— To be done —
(1) According to the article on Janelle Nomura below, why can she no longer play basketball? Answer in one to three sentences.
(2) Reproduce the passage from the article on Janelle Nomura below, starting with "That’s the sad" and going on through "the locker room.".

— Document text —
Imagine your favorite activity, be it sport, hobby or pastime.
Now imagine you are young, healthy by all appearances and ready to represent your hometown college team in your lifelong passion. Great, right?
Just one problem: You’ve just been told by a doctor you can’t do that activity any more. Not this month, this year or even the next few years. Period, game over.
That’s the sad story of Janelle Nomura, a 21-year-old senior point guard with the Hawaii women’s basketball team. A history of concussions — eight total and five in four years since she went off to Cal State Northridge from Punahou in 2009 — has robbed her of the ability to play without fear of permanent brain damage.
"I think it’s hitting me more and more every day," she said. "At first I was kind of just shocked."
She suffered the most recent blow to the head while going for a rebound in a Rainbow Wahine open gym session over the summer. A teammate collided either head-to-head or elbow-to-head with her — Nomura wasn’t sure which. After finishing that game and playing one more, she became woozy and needed teammates’ help getting back to the locker room.

— Given records —
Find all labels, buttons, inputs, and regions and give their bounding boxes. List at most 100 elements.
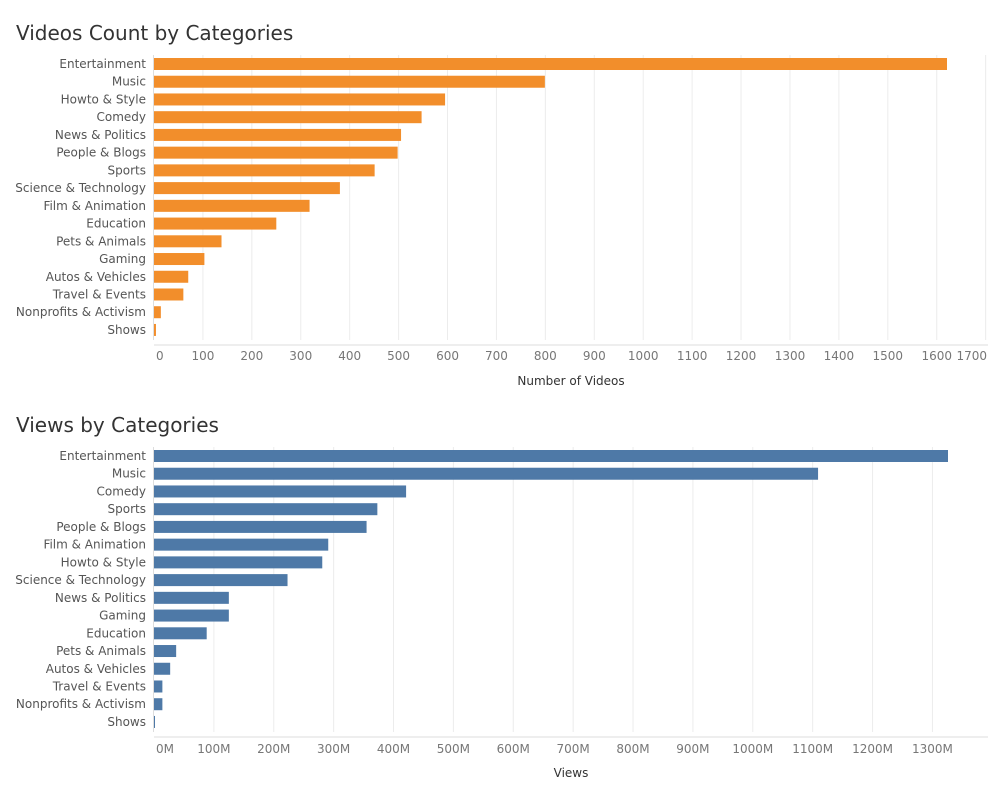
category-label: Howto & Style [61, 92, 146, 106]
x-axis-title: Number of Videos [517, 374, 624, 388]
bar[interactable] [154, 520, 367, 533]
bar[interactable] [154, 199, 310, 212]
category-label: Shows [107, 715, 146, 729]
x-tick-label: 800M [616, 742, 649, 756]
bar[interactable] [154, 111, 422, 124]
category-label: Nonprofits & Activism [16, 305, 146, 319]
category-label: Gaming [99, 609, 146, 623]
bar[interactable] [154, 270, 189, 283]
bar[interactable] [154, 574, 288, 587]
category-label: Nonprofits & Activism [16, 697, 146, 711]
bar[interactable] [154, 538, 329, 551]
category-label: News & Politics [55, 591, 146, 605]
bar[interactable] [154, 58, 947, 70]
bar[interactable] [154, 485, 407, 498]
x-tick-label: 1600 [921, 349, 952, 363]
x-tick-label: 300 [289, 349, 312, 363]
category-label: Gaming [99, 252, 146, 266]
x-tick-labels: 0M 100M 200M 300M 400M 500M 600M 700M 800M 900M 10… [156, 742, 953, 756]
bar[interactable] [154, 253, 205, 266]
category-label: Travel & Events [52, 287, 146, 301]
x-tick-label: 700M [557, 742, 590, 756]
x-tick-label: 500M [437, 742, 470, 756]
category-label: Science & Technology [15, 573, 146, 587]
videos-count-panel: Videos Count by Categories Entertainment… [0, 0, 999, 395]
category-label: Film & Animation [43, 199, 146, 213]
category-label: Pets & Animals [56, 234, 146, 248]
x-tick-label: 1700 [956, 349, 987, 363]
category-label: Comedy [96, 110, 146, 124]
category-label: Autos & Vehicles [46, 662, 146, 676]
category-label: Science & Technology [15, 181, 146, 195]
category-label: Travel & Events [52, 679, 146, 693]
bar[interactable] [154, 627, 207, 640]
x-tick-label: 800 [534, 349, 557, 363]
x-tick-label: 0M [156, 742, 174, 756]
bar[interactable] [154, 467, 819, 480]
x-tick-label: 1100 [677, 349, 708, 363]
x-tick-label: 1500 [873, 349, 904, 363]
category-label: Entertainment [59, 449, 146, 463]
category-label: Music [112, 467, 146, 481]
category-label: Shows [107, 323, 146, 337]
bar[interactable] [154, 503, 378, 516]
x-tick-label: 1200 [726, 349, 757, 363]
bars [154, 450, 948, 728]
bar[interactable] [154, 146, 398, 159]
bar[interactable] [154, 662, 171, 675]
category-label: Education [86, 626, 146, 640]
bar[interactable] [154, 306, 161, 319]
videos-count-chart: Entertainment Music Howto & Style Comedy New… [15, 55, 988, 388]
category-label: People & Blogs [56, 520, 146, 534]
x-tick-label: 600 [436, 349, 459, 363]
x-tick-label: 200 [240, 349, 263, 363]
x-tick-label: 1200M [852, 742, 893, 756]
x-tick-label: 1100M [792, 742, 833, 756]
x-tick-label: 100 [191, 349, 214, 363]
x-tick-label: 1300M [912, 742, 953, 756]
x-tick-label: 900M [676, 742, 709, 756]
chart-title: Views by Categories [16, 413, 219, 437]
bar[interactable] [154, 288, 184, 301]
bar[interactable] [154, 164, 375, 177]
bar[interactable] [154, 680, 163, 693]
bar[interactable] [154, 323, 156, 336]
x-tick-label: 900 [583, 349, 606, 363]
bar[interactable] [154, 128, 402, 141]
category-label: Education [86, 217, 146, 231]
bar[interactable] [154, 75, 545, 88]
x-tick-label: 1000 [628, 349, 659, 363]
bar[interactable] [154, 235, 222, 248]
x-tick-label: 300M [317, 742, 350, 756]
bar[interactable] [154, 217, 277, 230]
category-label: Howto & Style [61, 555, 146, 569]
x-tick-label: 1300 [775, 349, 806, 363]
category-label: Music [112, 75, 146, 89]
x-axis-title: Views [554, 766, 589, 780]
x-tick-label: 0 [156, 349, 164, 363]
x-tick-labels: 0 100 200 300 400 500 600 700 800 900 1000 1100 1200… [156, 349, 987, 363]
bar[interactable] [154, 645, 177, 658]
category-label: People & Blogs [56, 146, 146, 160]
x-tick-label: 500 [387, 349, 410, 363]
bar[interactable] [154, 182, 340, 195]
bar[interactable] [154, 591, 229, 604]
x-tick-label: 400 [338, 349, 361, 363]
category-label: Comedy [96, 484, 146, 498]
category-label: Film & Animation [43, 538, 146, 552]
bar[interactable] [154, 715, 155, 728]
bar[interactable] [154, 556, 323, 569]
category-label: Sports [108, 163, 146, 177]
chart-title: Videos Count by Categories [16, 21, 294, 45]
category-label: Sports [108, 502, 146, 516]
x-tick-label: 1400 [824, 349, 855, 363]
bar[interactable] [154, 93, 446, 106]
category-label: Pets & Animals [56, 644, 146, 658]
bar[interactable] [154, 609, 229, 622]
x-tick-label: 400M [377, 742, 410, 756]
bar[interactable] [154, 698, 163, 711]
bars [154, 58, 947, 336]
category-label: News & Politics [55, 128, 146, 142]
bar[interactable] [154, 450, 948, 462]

---

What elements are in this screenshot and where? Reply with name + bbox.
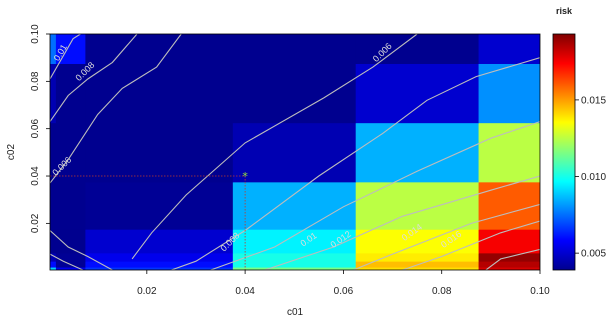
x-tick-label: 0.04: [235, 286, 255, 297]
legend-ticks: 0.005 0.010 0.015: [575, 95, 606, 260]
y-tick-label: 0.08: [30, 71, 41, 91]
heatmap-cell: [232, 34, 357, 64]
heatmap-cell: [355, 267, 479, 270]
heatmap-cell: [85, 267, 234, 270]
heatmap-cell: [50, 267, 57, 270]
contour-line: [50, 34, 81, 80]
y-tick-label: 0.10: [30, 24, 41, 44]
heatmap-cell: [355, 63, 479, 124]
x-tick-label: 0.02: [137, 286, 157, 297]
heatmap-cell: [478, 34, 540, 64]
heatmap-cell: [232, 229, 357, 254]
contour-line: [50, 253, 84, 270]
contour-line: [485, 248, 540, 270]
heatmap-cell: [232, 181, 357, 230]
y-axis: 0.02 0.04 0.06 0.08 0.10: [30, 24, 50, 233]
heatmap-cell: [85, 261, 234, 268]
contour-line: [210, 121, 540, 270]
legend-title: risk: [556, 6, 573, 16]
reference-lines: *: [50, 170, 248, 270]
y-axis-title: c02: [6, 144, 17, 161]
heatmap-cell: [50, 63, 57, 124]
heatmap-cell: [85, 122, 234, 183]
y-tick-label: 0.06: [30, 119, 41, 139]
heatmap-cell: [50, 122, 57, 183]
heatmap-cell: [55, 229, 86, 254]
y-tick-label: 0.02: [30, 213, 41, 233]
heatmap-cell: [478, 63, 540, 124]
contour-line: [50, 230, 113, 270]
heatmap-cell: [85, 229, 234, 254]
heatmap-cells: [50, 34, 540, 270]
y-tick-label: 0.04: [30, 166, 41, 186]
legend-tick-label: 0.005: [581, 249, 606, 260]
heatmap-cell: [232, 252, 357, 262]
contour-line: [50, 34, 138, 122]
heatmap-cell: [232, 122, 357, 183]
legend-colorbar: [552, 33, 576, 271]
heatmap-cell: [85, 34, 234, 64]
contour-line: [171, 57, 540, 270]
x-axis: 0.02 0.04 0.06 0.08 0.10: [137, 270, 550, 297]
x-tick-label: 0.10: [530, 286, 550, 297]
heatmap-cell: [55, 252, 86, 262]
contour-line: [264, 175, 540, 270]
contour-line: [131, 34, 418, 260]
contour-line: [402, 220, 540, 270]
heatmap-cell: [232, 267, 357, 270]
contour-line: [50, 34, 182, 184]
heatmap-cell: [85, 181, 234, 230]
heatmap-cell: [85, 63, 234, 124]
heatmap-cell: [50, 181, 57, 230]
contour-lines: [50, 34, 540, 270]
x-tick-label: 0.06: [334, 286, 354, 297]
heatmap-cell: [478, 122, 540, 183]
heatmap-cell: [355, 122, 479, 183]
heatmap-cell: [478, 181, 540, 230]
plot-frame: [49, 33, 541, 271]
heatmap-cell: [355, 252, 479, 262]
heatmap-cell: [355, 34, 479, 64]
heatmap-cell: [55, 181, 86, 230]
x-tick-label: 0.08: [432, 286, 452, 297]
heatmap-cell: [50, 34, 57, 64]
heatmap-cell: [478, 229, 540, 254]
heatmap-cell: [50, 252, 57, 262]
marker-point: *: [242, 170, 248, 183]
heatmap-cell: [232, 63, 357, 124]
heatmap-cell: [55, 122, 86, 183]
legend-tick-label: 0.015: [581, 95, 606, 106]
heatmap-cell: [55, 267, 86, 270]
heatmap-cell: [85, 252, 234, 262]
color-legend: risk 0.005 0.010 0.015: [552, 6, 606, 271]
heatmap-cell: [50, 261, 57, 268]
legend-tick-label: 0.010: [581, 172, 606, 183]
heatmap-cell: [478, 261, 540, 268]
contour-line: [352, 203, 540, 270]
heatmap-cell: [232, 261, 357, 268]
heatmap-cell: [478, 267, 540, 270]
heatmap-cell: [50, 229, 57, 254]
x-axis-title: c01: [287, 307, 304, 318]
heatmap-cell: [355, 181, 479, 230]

— In response —
(1) She has a history of concussions, eight in total and five in the four years since she left Punahou for Cal State Northridge in 2009. That history has taken away her ability to play without fear of permanent brain damage.

(2)
That’s the sad story of Janelle Nomura, a 21-year-old senior point guard with the Hawaii women’s basketball team. A history of concussions — eight total and five in four years since she went off to Cal State Northridge from Punahou in 2009 — has robbed her of the ability to play without fear of permanent brain damage.
"I think it’s hitting me more and more every day," she said. "At first I was kind of just shocked."
She suffered the most recent blow to the head while going for a rebound in a Rainbow Wahine open gym session over the summer. A teammate collided either head-to-head or elbow-to-head with her — Nomura wasn’t sure which. After finishing that game and playing one more, she became woozy and needed teammates’ help getting back to the locker room.